* EXERCISE PROMPT
Images excluded, repeat each entry below exactly.

* DATA ROWS
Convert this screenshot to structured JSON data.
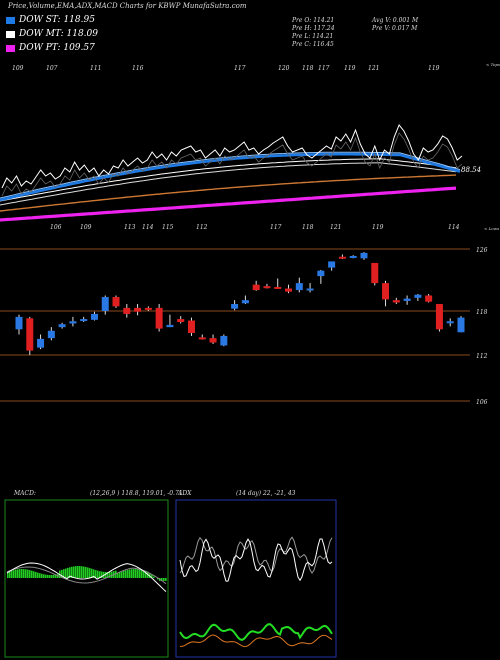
{
  "header": {
    "title": "Price,Volume,EMA,ADX,MACD Charts for KBWP MunafaSutra.com",
    "legend": [
      {
        "label": "DOW ST: 118.95",
        "color": "#1e7be6"
      },
      {
        "label": "DOW MT: 118.09",
        "color": "#ffffff"
      },
      {
        "label": "DOW PT: 109.57",
        "color": "#ee22ee"
      }
    ],
    "quote": {
      "open": "Pre  O: 114.21",
      "high": "Pre  H: 117.24",
      "low": "Pre  L: 114.21",
      "close": "Pre  C: 116.45",
      "avg_vol": "Avg V: 0.001 M",
      "pre_vol": "Pre  V: 0.017 M"
    }
  },
  "ema_panel": {
    "top_values": [
      "109",
      "107",
      "111",
      "116",
      "117",
      "120",
      "118",
      "117",
      "119",
      "121",
      "119"
    ],
    "bottom_values": [
      "106",
      "109",
      "113",
      "114",
      "115",
      "112",
      "117",
      "118",
      "121",
      "119",
      "114"
    ],
    "top_label": "< Tops",
    "bottom_label": "< Lows",
    "last_value": "88.54",
    "colors": {
      "price": "#ffffff",
      "st": "#1e7be6",
      "mt": "#ffffff",
      "lt": "#cc7733",
      "pt": "#ee22ee"
    }
  },
  "chart_data": {
    "type": "candlestick",
    "y_ticks": [
      "126",
      "118",
      "112",
      "106"
    ],
    "y_tick_values": [
      126,
      118,
      112,
      106
    ],
    "ylim": [
      104.5,
      127.5
    ],
    "candles": [
      {
        "o": 115.5,
        "h": 117.5,
        "l": 114.8,
        "c": 117.2,
        "up": true
      },
      {
        "o": 117.0,
        "h": 117.2,
        "l": 112.0,
        "c": 112.6,
        "up": false
      },
      {
        "o": 113.0,
        "h": 114.8,
        "l": 112.8,
        "c": 114.2,
        "up": true
      },
      {
        "o": 114.3,
        "h": 115.8,
        "l": 114.0,
        "c": 115.3,
        "up": true
      },
      {
        "o": 115.8,
        "h": 116.4,
        "l": 115.6,
        "c": 116.2,
        "up": true
      },
      {
        "o": 116.3,
        "h": 117.2,
        "l": 115.9,
        "c": 116.6,
        "up": true
      },
      {
        "o": 116.7,
        "h": 117.2,
        "l": 116.5,
        "c": 116.9,
        "up": true
      },
      {
        "o": 116.8,
        "h": 117.9,
        "l": 116.7,
        "c": 117.6,
        "up": true
      },
      {
        "o": 119.8,
        "h": 120.0,
        "l": 117.5,
        "c": 118.0,
        "up": true
      },
      {
        "o": 119.8,
        "h": 120.0,
        "l": 118.4,
        "c": 118.6,
        "up": false
      },
      {
        "o": 118.4,
        "h": 118.9,
        "l": 117.1,
        "c": 117.6,
        "up": false
      },
      {
        "o": 118.4,
        "h": 118.9,
        "l": 117.4,
        "c": 117.9,
        "up": false
      },
      {
        "o": 118.4,
        "h": 118.6,
        "l": 118.0,
        "c": 118.2,
        "up": false
      },
      {
        "o": 118.4,
        "h": 118.9,
        "l": 115.2,
        "c": 115.6,
        "up": false
      },
      {
        "o": 115.8,
        "h": 117.5,
        "l": 115.8,
        "c": 116.1,
        "up": true
      },
      {
        "o": 116.9,
        "h": 117.3,
        "l": 116.3,
        "c": 116.5,
        "up": false
      },
      {
        "o": 116.7,
        "h": 117.1,
        "l": 114.6,
        "c": 115.0,
        "up": false
      },
      {
        "o": 114.4,
        "h": 114.8,
        "l": 114.1,
        "c": 114.2,
        "up": false
      },
      {
        "o": 114.3,
        "h": 114.8,
        "l": 113.5,
        "c": 113.7,
        "up": false
      },
      {
        "o": 113.3,
        "h": 114.8,
        "l": 113.2,
        "c": 114.6,
        "up": true
      },
      {
        "o": 118.3,
        "h": 119.4,
        "l": 118.1,
        "c": 118.9,
        "up": true
      },
      {
        "o": 119.0,
        "h": 120.0,
        "l": 118.9,
        "c": 119.4,
        "up": true
      },
      {
        "o": 121.4,
        "h": 121.9,
        "l": 120.6,
        "c": 120.7,
        "up": false
      },
      {
        "o": 121.1,
        "h": 121.5,
        "l": 120.9,
        "c": 121.2,
        "up": false
      },
      {
        "o": 121.1,
        "h": 122.2,
        "l": 120.9,
        "c": 121.0,
        "up": false
      },
      {
        "o": 120.9,
        "h": 121.4,
        "l": 120.3,
        "c": 120.5,
        "up": false
      },
      {
        "o": 121.6,
        "h": 122.3,
        "l": 120.4,
        "c": 120.7,
        "up": true
      },
      {
        "o": 120.9,
        "h": 121.6,
        "l": 120.4,
        "c": 120.7,
        "up": true
      },
      {
        "o": 122.5,
        "h": 123.3,
        "l": 121.5,
        "c": 123.2,
        "up": true
      },
      {
        "o": 123.6,
        "h": 124.3,
        "l": 123.2,
        "c": 124.4,
        "up": true
      },
      {
        "o": 125.0,
        "h": 125.3,
        "l": 124.7,
        "c": 125.0,
        "up": false
      },
      {
        "o": 125.0,
        "h": 125.2,
        "l": 124.8,
        "c": 125.1,
        "up": true
      },
      {
        "o": 125.5,
        "h": 125.6,
        "l": 124.6,
        "c": 124.8,
        "up": true
      },
      {
        "o": 124.2,
        "h": 124.2,
        "l": 121.3,
        "c": 121.6,
        "up": false
      },
      {
        "o": 121.6,
        "h": 121.9,
        "l": 118.6,
        "c": 119.5,
        "up": false
      },
      {
        "o": 119.4,
        "h": 119.7,
        "l": 118.9,
        "c": 119.1,
        "up": false
      },
      {
        "o": 119.3,
        "h": 120.0,
        "l": 118.8,
        "c": 119.6,
        "up": true
      },
      {
        "o": 119.7,
        "h": 120.2,
        "l": 119.3,
        "c": 120.1,
        "up": true
      },
      {
        "o": 120.0,
        "h": 120.2,
        "l": 119.1,
        "c": 119.2,
        "up": false
      },
      {
        "o": 118.9,
        "h": 118.9,
        "l": 115.2,
        "c": 115.5,
        "up": false
      },
      {
        "o": 116.4,
        "h": 117.0,
        "l": 115.9,
        "c": 116.6,
        "up": true
      },
      {
        "o": 115.1,
        "h": 117.3,
        "l": 115.1,
        "c": 117.1,
        "up": true
      }
    ]
  },
  "indicators": {
    "macd_label": "MACD:",
    "macd_values": "(12,26,9 ) 118.8,  119.01, -0.71",
    "adx_label": "ADX",
    "adx_values": "(14  day) 22,  -21,  43"
  }
}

* FULL ANSWER
Convert this screenshot to structured JSON data.
{
  "header": {
    "title": "Price,Volume,EMA,ADX,MACD Charts for KBWP MunafaSutra.com",
    "legend": [
      {
        "label": "DOW ST: 118.95",
        "color": "#1e7be6"
      },
      {
        "label": "DOW MT: 118.09",
        "color": "#ffffff"
      },
      {
        "label": "DOW PT: 109.57",
        "color": "#ee22ee"
      }
    ],
    "quote": {
      "open": "Pre  O: 114.21",
      "high": "Pre  H: 117.24",
      "low": "Pre  L: 114.21",
      "close": "Pre  C: 116.45",
      "avg_vol": "Avg V: 0.001 M",
      "pre_vol": "Pre  V: 0.017 M"
    }
  },
  "ema_panel": {
    "top_values": [
      "109",
      "107",
      "111",
      "116",
      "117",
      "120",
      "118",
      "117",
      "119",
      "121",
      "119"
    ],
    "bottom_values": [
      "106",
      "109",
      "113",
      "114",
      "115",
      "112",
      "117",
      "118",
      "121",
      "119",
      "114"
    ],
    "top_label": "< Tops",
    "bottom_label": "< Lows",
    "last_value": "88.54",
    "colors": {
      "price": "#ffffff",
      "st": "#1e7be6",
      "mt": "#ffffff",
      "lt": "#cc7733",
      "pt": "#ee22ee"
    }
  },
  "chart_data": {
    "type": "candlestick",
    "y_ticks": [
      "126",
      "118",
      "112",
      "106"
    ],
    "y_tick_values": [
      126,
      118,
      112,
      106
    ],
    "ylim": [
      104.5,
      127.5
    ],
    "candles": [
      {
        "o": 115.5,
        "h": 117.5,
        "l": 114.8,
        "c": 117.2,
        "up": true
      },
      {
        "o": 117.0,
        "h": 117.2,
        "l": 112.0,
        "c": 112.6,
        "up": false
      },
      {
        "o": 113.0,
        "h": 114.8,
        "l": 112.8,
        "c": 114.2,
        "up": true
      },
      {
        "o": 114.3,
        "h": 115.8,
        "l": 114.0,
        "c": 115.3,
        "up": true
      },
      {
        "o": 115.8,
        "h": 116.4,
        "l": 115.6,
        "c": 116.2,
        "up": true
      },
      {
        "o": 116.3,
        "h": 117.2,
        "l": 115.9,
        "c": 116.6,
        "up": true
      },
      {
        "o": 116.7,
        "h": 117.2,
        "l": 116.5,
        "c": 116.9,
        "up": true
      },
      {
        "o": 116.8,
        "h": 117.9,
        "l": 116.7,
        "c": 117.6,
        "up": true
      },
      {
        "o": 119.8,
        "h": 120.0,
        "l": 117.5,
        "c": 118.0,
        "up": true
      },
      {
        "o": 119.8,
        "h": 120.0,
        "l": 118.4,
        "c": 118.6,
        "up": false
      },
      {
        "o": 118.4,
        "h": 118.9,
        "l": 117.1,
        "c": 117.6,
        "up": false
      },
      {
        "o": 118.4,
        "h": 118.9,
        "l": 117.4,
        "c": 117.9,
        "up": false
      },
      {
        "o": 118.4,
        "h": 118.6,
        "l": 118.0,
        "c": 118.2,
        "up": false
      },
      {
        "o": 118.4,
        "h": 118.9,
        "l": 115.2,
        "c": 115.6,
        "up": false
      },
      {
        "o": 115.8,
        "h": 117.5,
        "l": 115.8,
        "c": 116.1,
        "up": true
      },
      {
        "o": 116.9,
        "h": 117.3,
        "l": 116.3,
        "c": 116.5,
        "up": false
      },
      {
        "o": 116.7,
        "h": 117.1,
        "l": 114.6,
        "c": 115.0,
        "up": false
      },
      {
        "o": 114.4,
        "h": 114.8,
        "l": 114.1,
        "c": 114.2,
        "up": false
      },
      {
        "o": 114.3,
        "h": 114.8,
        "l": 113.5,
        "c": 113.7,
        "up": false
      },
      {
        "o": 113.3,
        "h": 114.8,
        "l": 113.2,
        "c": 114.6,
        "up": true
      },
      {
        "o": 118.3,
        "h": 119.4,
        "l": 118.1,
        "c": 118.9,
        "up": true
      },
      {
        "o": 119.0,
        "h": 120.0,
        "l": 118.9,
        "c": 119.4,
        "up": true
      },
      {
        "o": 121.4,
        "h": 121.9,
        "l": 120.6,
        "c": 120.7,
        "up": false
      },
      {
        "o": 121.1,
        "h": 121.5,
        "l": 120.9,
        "c": 121.2,
        "up": false
      },
      {
        "o": 121.1,
        "h": 122.2,
        "l": 120.9,
        "c": 121.0,
        "up": false
      },
      {
        "o": 120.9,
        "h": 121.4,
        "l": 120.3,
        "c": 120.5,
        "up": false
      },
      {
        "o": 121.6,
        "h": 122.3,
        "l": 120.4,
        "c": 120.7,
        "up": true
      },
      {
        "o": 120.9,
        "h": 121.6,
        "l": 120.4,
        "c": 120.7,
        "up": true
      },
      {
        "o": 122.5,
        "h": 123.3,
        "l": 121.5,
        "c": 123.2,
        "up": true
      },
      {
        "o": 123.6,
        "h": 124.3,
        "l": 123.2,
        "c": 124.4,
        "up": true
      },
      {
        "o": 125.0,
        "h": 125.3,
        "l": 124.7,
        "c": 125.0,
        "up": false
      },
      {
        "o": 125.0,
        "h": 125.2,
        "l": 124.8,
        "c": 125.1,
        "up": true
      },
      {
        "o": 125.5,
        "h": 125.6,
        "l": 124.6,
        "c": 124.8,
        "up": true
      },
      {
        "o": 124.2,
        "h": 124.2,
        "l": 121.3,
        "c": 121.6,
        "up": false
      },
      {
        "o": 121.6,
        "h": 121.9,
        "l": 118.6,
        "c": 119.5,
        "up": false
      },
      {
        "o": 119.4,
        "h": 119.7,
        "l": 118.9,
        "c": 119.1,
        "up": false
      },
      {
        "o": 119.3,
        "h": 120.0,
        "l": 118.8,
        "c": 119.6,
        "up": true
      },
      {
        "o": 119.7,
        "h": 120.2,
        "l": 119.3,
        "c": 120.1,
        "up": true
      },
      {
        "o": 120.0,
        "h": 120.2,
        "l": 119.1,
        "c": 119.2,
        "up": false
      },
      {
        "o": 118.9,
        "h": 118.9,
        "l": 115.2,
        "c": 115.5,
        "up": false
      },
      {
        "o": 116.4,
        "h": 117.0,
        "l": 115.9,
        "c": 116.6,
        "up": true
      },
      {
        "o": 115.1,
        "h": 117.3,
        "l": 115.1,
        "c": 117.1,
        "up": true
      }
    ]
  },
  "indicators": {
    "macd_label": "MACD:",
    "macd_values": "(12,26,9 ) 118.8,  119.01, -0.71",
    "adx_label": "ADX",
    "adx_values": "(14  day) 22,  -21,  43"
  }
}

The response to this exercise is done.